Texto extraído:

>>>

Puede que ahora mismo pensemos que no es culpa nuestra, que somos buenas personas y que hemos tenido mala suerte por tener que compartir tanto tiempo en compañía de gente tan quisquillosa e incluso nociva. Pero hemos de saber que los psicólogos afirman que estos sentimientos suelen ser recíprocos. A nosotros también se nos juzga y se nos critica, en muchas ocasiones, por quienes menos lo esperamos. ¿Hemos pensado alguna vez qué opinión tienen los demás sobre nosotros? Y sincerémonos todavía un poco más: ¿hemos barajado la posibilidad de que puede que no sean los demás, sino que en realidad la persona conflictiva seamos nosotros mismos?

<<<

Elementos de una fuente de datos:
>>>

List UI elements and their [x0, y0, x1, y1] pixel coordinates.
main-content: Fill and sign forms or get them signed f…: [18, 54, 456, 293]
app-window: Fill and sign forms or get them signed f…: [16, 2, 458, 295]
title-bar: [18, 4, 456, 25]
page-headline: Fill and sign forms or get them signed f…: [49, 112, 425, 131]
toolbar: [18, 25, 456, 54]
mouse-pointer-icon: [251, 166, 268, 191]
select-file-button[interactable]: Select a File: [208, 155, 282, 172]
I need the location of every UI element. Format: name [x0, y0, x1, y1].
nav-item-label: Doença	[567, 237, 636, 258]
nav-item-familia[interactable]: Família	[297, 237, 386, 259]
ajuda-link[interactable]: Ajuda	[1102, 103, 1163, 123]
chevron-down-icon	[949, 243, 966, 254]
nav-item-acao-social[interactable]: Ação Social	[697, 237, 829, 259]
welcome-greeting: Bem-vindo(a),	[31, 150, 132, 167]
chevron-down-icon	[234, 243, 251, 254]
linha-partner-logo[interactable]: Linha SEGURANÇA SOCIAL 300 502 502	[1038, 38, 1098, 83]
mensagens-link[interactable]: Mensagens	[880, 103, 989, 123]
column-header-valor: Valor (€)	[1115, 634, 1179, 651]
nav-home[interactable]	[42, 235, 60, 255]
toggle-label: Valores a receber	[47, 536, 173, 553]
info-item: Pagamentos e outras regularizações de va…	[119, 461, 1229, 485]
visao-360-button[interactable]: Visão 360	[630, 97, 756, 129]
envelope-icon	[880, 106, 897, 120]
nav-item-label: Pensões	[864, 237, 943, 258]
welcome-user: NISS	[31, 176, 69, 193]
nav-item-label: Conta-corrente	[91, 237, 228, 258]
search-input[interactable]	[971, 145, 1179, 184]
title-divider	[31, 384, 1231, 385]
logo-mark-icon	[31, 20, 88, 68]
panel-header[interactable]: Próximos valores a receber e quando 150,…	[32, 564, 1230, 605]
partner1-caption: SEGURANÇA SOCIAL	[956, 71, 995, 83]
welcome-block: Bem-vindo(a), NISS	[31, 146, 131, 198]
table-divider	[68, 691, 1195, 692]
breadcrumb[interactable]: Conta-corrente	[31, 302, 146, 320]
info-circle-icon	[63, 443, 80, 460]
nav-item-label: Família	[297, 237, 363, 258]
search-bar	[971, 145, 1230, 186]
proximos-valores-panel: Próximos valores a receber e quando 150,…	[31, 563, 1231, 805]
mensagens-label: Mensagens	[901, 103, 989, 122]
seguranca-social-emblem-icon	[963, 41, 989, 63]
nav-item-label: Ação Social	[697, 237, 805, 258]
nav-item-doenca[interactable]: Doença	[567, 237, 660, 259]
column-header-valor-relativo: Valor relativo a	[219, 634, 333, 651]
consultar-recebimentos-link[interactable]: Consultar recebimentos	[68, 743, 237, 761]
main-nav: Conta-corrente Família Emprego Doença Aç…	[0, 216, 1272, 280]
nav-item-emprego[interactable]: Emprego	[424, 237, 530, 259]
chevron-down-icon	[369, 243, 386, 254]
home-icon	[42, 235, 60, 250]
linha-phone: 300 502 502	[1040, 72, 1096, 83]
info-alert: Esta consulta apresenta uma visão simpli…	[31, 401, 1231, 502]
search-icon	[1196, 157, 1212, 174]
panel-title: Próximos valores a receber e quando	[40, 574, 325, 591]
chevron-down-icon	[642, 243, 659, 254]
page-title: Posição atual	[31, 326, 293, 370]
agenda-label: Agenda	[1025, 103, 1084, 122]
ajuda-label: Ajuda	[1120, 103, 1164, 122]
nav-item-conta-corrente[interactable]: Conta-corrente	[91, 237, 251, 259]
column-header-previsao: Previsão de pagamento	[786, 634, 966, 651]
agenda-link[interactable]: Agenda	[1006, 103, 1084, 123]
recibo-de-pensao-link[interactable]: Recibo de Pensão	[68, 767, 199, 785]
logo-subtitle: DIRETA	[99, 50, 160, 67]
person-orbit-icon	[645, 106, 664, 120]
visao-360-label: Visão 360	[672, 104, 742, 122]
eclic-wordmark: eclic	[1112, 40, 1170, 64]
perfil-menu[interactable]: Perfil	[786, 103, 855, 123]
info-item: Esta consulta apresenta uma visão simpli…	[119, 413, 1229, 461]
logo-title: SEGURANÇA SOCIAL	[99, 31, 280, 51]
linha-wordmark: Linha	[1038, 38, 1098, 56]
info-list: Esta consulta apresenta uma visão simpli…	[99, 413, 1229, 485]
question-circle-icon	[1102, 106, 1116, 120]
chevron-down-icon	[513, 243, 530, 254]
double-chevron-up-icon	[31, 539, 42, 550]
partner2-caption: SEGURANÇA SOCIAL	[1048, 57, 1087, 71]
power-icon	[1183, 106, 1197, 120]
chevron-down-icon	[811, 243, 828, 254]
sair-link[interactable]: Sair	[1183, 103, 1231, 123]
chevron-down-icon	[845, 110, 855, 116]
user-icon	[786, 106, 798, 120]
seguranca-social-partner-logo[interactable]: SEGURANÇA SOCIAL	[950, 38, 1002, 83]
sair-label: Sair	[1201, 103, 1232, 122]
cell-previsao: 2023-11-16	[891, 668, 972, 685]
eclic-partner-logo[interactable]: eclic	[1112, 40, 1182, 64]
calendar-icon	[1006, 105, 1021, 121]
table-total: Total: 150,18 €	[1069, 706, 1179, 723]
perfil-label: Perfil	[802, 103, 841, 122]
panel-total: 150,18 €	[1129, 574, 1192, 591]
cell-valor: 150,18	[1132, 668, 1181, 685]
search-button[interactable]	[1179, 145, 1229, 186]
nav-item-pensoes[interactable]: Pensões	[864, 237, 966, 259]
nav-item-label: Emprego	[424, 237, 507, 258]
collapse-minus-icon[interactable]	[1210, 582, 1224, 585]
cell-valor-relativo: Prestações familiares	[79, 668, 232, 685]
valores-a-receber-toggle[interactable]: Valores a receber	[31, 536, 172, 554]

<<<

Objetivo del ejercicio:
¿Coinciden estas afirmaciones con el texto extraído? Contesta sí o no a cada una y cita las palabras del texto que lo deciden.
1. Según los psicólogos, estos sentimientos suelen ser mutuos.
2. Nos suelen criticar las personas de quienes ya lo esperamos.
3. El texto deja fuera la posibilidad de que los conflictivos seamos nosotros.

Solución:
1. Sí: «los psicólogos afirman que estos sentimientos suelen ser recíprocos».
2. No: «por quienes menos lo esperamos».
3. No: «sino que en realidad la persona conflictiva seamos nosotros mismos».